> EXERCISE
For the copy, please give all of the data again exactly and leave the pictures out.

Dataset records

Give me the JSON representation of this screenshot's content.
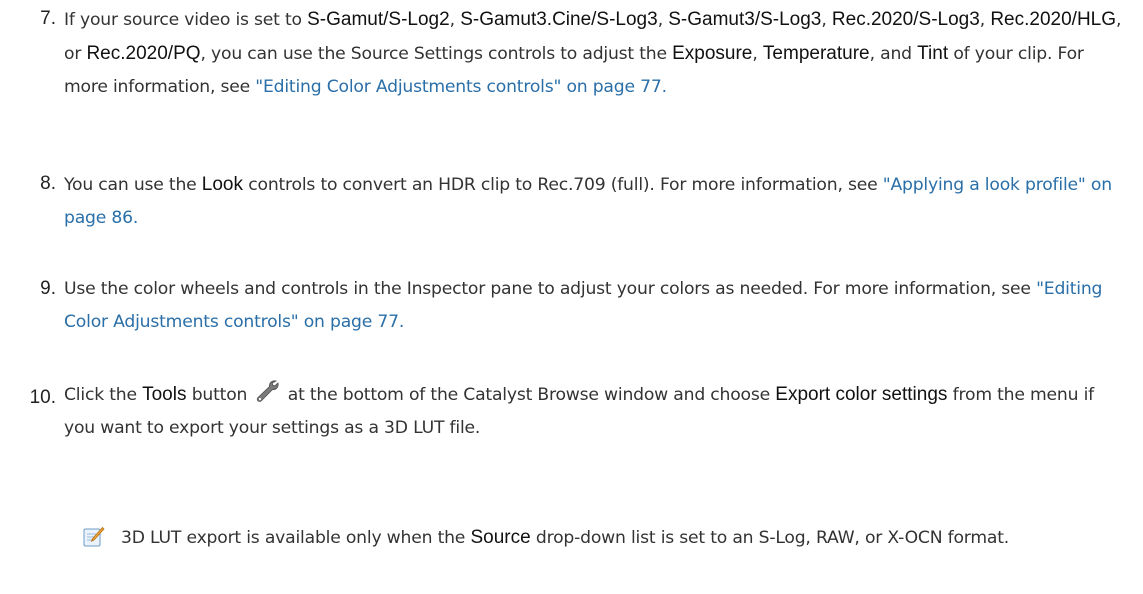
{
  "steps": [
    {
      "number": "7.",
      "parts": {
        "t1": "If your source video is set to ",
        "s1": "S-Gamut/S-Log2",
        "t2": ", ",
        "s2": "S-Gamut3.Cine/S-Log3",
        "t3": ", ",
        "s3": "S-Gamut3/S-Log3",
        "t4": ", ",
        "s4": "Rec.2020/S-Log3",
        "t5": ", ",
        "s5": "Rec.2020/HLG",
        "t6": ", or ",
        "s6": "Rec.2020/PQ",
        "t7": ", you can use the Source Settings controls to adjust the ",
        "u1": "Exposure",
        "t8": ", ",
        "u2": "Temperature",
        "t9": ", and ",
        "u3": "Tint",
        "t10": " of your clip. For more information, see ",
        "link": "\"Editing Color Adjustments controls\" on page 77."
      }
    },
    {
      "number": "8.",
      "parts": {
        "t1": "You can use the ",
        "u1": "Look",
        "t2": " controls to convert an HDR clip to Rec.709 (full). For more information, see ",
        "link": "\"Applying a look profile\" on page 86."
      }
    },
    {
      "number": "9.",
      "parts": {
        "t1": "Use the color wheels and controls in the Inspector pane to adjust your colors as needed. For more information, see ",
        "link": "\"Editing Color Adjustments controls\" on page 77."
      }
    },
    {
      "number": "10.",
      "parts": {
        "t1": "Click the ",
        "u1": "Tools",
        "t2": " button ",
        "icon": "wrench-icon",
        "t3": " at the bottom of the Catalyst Browse window and choose ",
        "u2": "Export color settings",
        "t4": " from the menu if you want to export your settings as a 3D LUT file."
      }
    }
  ],
  "note": {
    "icon": "note-pencil-icon",
    "t1": "3D LUT export is available only when the ",
    "u1": "Source",
    "t2": " drop-down list is set to an S-Log, RAW, or X-OCN format."
  },
  "colors": {
    "link": "#2a6fa8",
    "text": "#333333",
    "ui_text": "#111111"
  }
}
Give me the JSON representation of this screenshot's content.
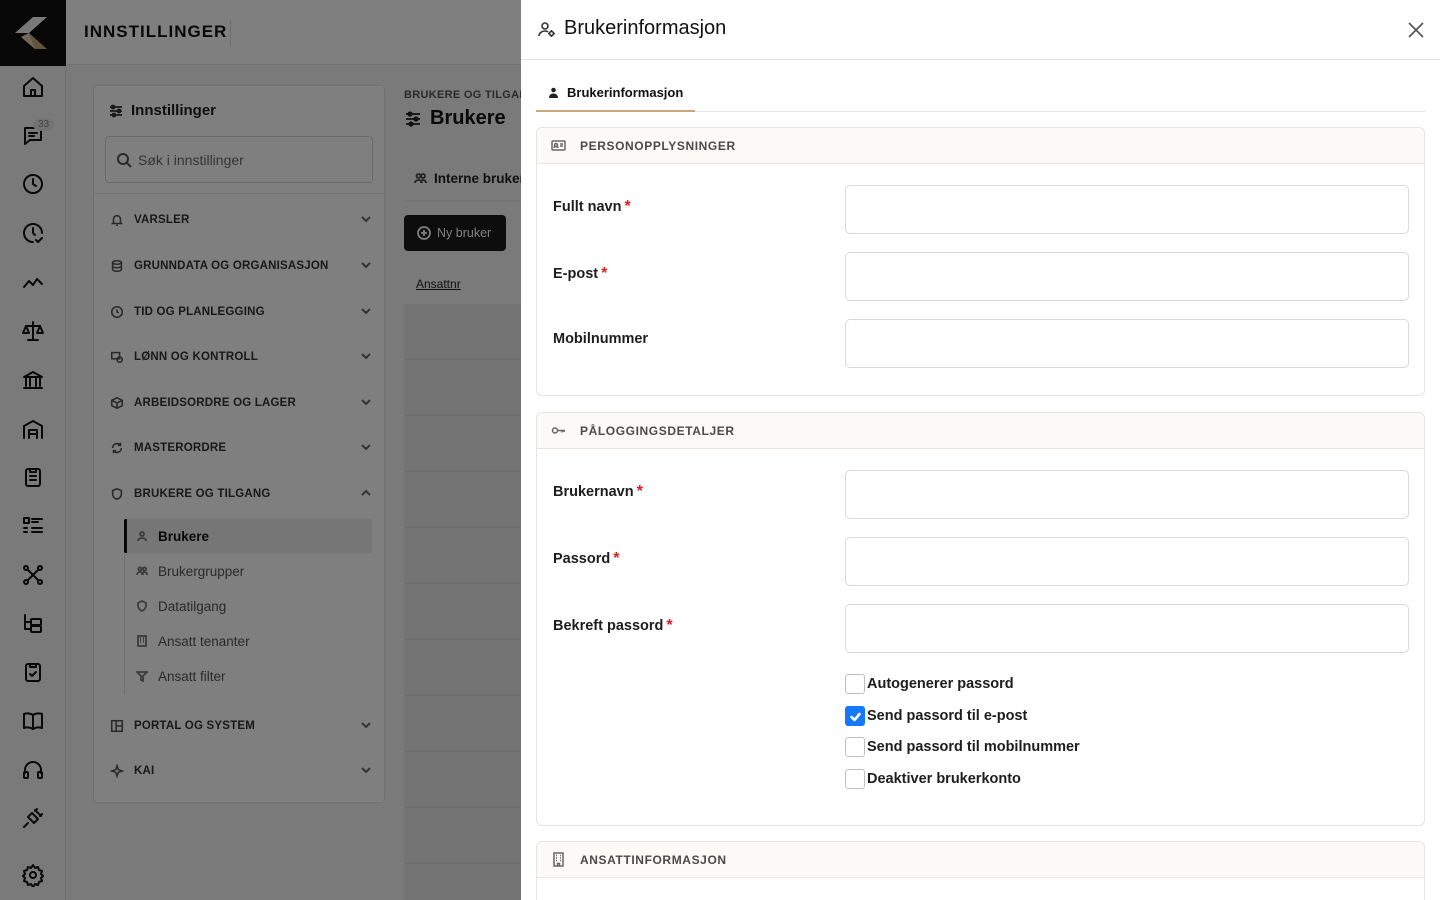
{
  "topbar": {
    "title": "INNSTILLINGER"
  },
  "rail": {
    "messages_badge": "33"
  },
  "settings": {
    "title": "Innstillinger",
    "search_placeholder": "Søk i innstillinger",
    "sections": [
      {
        "label": "VARSLER",
        "icon": "bell-icon"
      },
      {
        "label": "GRUNNDATA OG ORGANISASJON",
        "icon": "database-icon"
      },
      {
        "label": "TID OG PLANLEGGING",
        "icon": "clock-icon"
      },
      {
        "label": "LØNN OG KONTROLL",
        "icon": "payroll-icon"
      },
      {
        "label": "ARBEIDSORDRE OG LAGER",
        "icon": "box-icon"
      },
      {
        "label": "MASTERORDRE",
        "icon": "refresh-icon"
      },
      {
        "label": "BRUKERE OG TILGANG",
        "icon": "shield-icon"
      },
      {
        "label": "PORTAL OG SYSTEM",
        "icon": "layout-icon"
      },
      {
        "label": "KAI",
        "icon": "sparkle-icon"
      }
    ],
    "sub_items": [
      {
        "label": "Brukere",
        "icon": "user-icon"
      },
      {
        "label": "Brukergrupper",
        "icon": "users-icon"
      },
      {
        "label": "Datatilgang",
        "icon": "shield-icon"
      },
      {
        "label": "Ansatt tenanter",
        "icon": "building-icon"
      },
      {
        "label": "Ansatt filter",
        "icon": "filter-icon"
      }
    ]
  },
  "main": {
    "breadcrumb": "BRUKERE OG TILGANG",
    "title": "Brukere",
    "tab": "Interne brukere",
    "new_button": "Ny bruker",
    "column": "Ansattnr"
  },
  "drawer": {
    "title": "Brukerinformasjon",
    "tab": "Brukerinformasjon",
    "sections": {
      "personal": "PERSONOPPLYSNINGER",
      "login": "PÅLOGGINGSDETALJER",
      "employee": "ANSATTINFORMASJON"
    },
    "fields": {
      "full_name": {
        "label": "Fullt navn",
        "value": ""
      },
      "email": {
        "label": "E-post",
        "value": ""
      },
      "mobile": {
        "label": "Mobilnummer",
        "value": ""
      },
      "username": {
        "label": "Brukernavn",
        "value": ""
      },
      "password": {
        "label": "Passord",
        "value": ""
      },
      "confirm_password": {
        "label": "Bekreft passord",
        "value": ""
      }
    },
    "required_mark": "*",
    "checkboxes": [
      {
        "label": "Autogenerer passord",
        "checked": false
      },
      {
        "label": "Send passord til e-post",
        "checked": true
      },
      {
        "label": "Send passord til mobilnummer",
        "checked": false
      },
      {
        "label": "Deaktiver brukerkonto",
        "checked": false
      }
    ]
  },
  "colors": {
    "accent": "#c9a97a",
    "checkbox": "#1677ff",
    "required": "#e01c1c",
    "overlay": "rgba(0,0,0,0.5)"
  }
}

> OUTPUT FOR THIS EXERCISE
Give me the JSON representation of this screenshot's content.
{
  "steps": [
    {
      "number": "7.",
      "parts": {
        "t1": "If your source video is set to ",
        "s1": "S-Gamut/S-Log2",
        "t2": ", ",
        "s2": "S-Gamut3.Cine/S-Log3",
        "t3": ", ",
        "s3": "S-Gamut3/S-Log3",
        "t4": ", ",
        "s4": "Rec.2020/S-Log3",
        "t5": ", ",
        "s5": "Rec.2020/HLG",
        "t6": ", or ",
        "s6": "Rec.2020/PQ",
        "t7": ", you can use the Source Settings controls to adjust the ",
        "u1": "Exposure",
        "t8": ", ",
        "u2": "Temperature",
        "t9": ", and ",
        "u3": "Tint",
        "t10": " of your clip. For more information, see ",
        "link": "\"Editing Color Adjustments controls\" on page 77."
      }
    },
    {
      "number": "8.",
      "parts": {
        "t1": "You can use the ",
        "u1": "Look",
        "t2": " controls to convert an HDR clip to Rec.709 (full). For more information, see ",
        "link": "\"Applying a look profile\" on page 86."
      }
    },
    {
      "number": "9.",
      "parts": {
        "t1": "Use the color wheels and controls in the Inspector pane to adjust your colors as needed. For more information, see ",
        "link": "\"Editing Color Adjustments controls\" on page 77."
      }
    },
    {
      "number": "10.",
      "parts": {
        "t1": "Click the ",
        "u1": "Tools",
        "t2": " button ",
        "icon": "wrench-icon",
        "t3": " at the bottom of the Catalyst Browse window and choose ",
        "u2": "Export color settings",
        "t4": " from the menu if you want to export your settings as a 3D LUT file."
      }
    }
  ],
  "note": {
    "icon": "note-pencil-icon",
    "t1": "3D LUT export is available only when the ",
    "u1": "Source",
    "t2": " drop-down list is set to an S-Log, RAW, or X-OCN format."
  },
  "colors": {
    "link": "#2a6fa8",
    "text": "#333333",
    "ui_text": "#111111"
  }
}
Give me the JSON representation of this screenshot's content.
{
  "topbar": {
    "title": "INNSTILLINGER"
  },
  "rail": {
    "messages_badge": "33"
  },
  "settings": {
    "title": "Innstillinger",
    "search_placeholder": "Søk i innstillinger",
    "sections": [
      {
        "label": "VARSLER",
        "icon": "bell-icon"
      },
      {
        "label": "GRUNNDATA OG ORGANISASJON",
        "icon": "database-icon"
      },
      {
        "label": "TID OG PLANLEGGING",
        "icon": "clock-icon"
      },
      {
        "label": "LØNN OG KONTROLL",
        "icon": "payroll-icon"
      },
      {
        "label": "ARBEIDSORDRE OG LAGER",
        "icon": "box-icon"
      },
      {
        "label": "MASTERORDRE",
        "icon": "refresh-icon"
      },
      {
        "label": "BRUKERE OG TILGANG",
        "icon": "shield-icon"
      },
      {
        "label": "PORTAL OG SYSTEM",
        "icon": "layout-icon"
      },
      {
        "label": "KAI",
        "icon": "sparkle-icon"
      }
    ],
    "sub_items": [
      {
        "label": "Brukere",
        "icon": "user-icon"
      },
      {
        "label": "Brukergrupper",
        "icon": "users-icon"
      },
      {
        "label": "Datatilgang",
        "icon": "shield-icon"
      },
      {
        "label": "Ansatt tenanter",
        "icon": "building-icon"
      },
      {
        "label": "Ansatt filter",
        "icon": "filter-icon"
      }
    ]
  },
  "main": {
    "breadcrumb": "BRUKERE OG TILGANG",
    "title": "Brukere",
    "tab": "Interne brukere",
    "new_button": "Ny bruker",
    "column": "Ansattnr"
  },
  "drawer": {
    "title": "Brukerinformasjon",
    "tab": "Brukerinformasjon",
    "sections": {
      "personal": "PERSONOPPLYSNINGER",
      "login": "PÅLOGGINGSDETALJER",
      "employee": "ANSATTINFORMASJON"
    },
    "fields": {
      "full_name": {
        "label": "Fullt navn",
        "value": ""
      },
      "email": {
        "label": "E-post",
        "value": ""
      },
      "mobile": {
        "label": "Mobilnummer",
        "value": ""
      },
      "username": {
        "label": "Brukernavn",
        "value": ""
      },
      "password": {
        "label": "Passord",
        "value": ""
      },
      "confirm_password": {
        "label": "Bekreft passord",
        "value": ""
      }
    },
    "required_mark": "*",
    "checkboxes": [
      {
        "label": "Autogenerer passord",
        "checked": false
      },
      {
        "label": "Send passord til e-post",
        "checked": true
      },
      {
        "label": "Send passord til mobilnummer",
        "checked": false
      },
      {
        "label": "Deaktiver brukerkonto",
        "checked": false
      }
    ]
  },
  "colors": {
    "accent": "#c9a97a",
    "checkbox": "#1677ff",
    "required": "#e01c1c",
    "overlay": "rgba(0,0,0,0.5)"
  }
}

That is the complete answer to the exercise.